##### The data

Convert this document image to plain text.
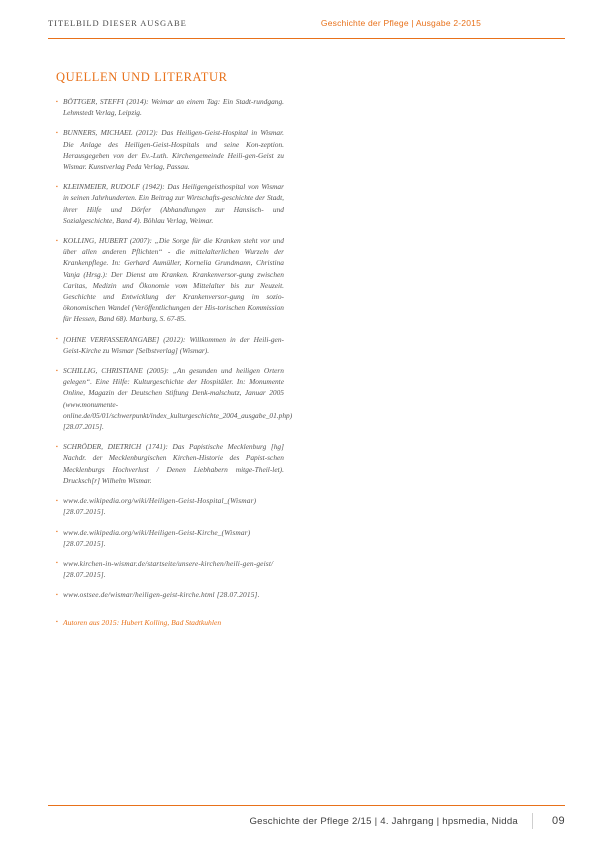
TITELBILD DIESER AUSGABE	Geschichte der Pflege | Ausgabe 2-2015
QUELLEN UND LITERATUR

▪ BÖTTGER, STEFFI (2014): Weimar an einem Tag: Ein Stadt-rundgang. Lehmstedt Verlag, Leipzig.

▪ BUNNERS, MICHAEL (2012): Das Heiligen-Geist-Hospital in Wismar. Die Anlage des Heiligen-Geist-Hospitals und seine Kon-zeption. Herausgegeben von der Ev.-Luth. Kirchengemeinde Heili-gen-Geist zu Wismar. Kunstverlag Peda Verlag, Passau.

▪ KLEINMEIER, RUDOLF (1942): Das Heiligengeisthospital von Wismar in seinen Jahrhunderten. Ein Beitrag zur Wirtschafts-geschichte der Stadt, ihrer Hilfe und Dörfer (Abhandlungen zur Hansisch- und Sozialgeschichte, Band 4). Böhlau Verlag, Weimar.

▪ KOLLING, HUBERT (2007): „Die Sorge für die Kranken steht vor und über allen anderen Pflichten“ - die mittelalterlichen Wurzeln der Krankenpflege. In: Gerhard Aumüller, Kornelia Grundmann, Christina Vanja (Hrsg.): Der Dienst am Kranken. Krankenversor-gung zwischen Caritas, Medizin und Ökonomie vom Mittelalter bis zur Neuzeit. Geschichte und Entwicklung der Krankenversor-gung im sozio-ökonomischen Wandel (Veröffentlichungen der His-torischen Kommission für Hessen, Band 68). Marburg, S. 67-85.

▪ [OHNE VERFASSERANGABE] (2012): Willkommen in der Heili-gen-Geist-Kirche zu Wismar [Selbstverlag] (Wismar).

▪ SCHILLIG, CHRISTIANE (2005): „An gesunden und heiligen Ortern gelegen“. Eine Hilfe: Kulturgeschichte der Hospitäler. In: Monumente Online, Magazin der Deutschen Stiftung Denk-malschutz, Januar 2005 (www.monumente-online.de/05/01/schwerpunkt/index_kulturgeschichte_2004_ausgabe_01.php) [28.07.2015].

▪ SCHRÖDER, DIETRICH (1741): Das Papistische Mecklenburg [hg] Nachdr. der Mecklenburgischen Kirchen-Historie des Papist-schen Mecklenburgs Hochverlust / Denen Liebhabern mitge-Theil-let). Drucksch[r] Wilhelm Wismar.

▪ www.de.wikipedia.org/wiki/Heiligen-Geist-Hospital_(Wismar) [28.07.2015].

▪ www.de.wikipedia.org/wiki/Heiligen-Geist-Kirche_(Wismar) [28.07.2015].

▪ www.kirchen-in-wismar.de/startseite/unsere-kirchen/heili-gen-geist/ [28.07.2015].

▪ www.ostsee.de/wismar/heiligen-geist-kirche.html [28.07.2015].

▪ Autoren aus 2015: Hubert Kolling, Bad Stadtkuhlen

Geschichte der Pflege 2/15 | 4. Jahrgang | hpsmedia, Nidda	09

##########

* **Problem to solve**
List every line above containing the word "wikipedia".

* **Expected output**
▪ www.de.wikipedia.org/wiki/Heiligen-Geist-Hospital_(Wismar) [28.07.2015].
▪ www.de.wikipedia.org/wiki/Heiligen-Geist-Kirche_(Wismar) [28.07.2015].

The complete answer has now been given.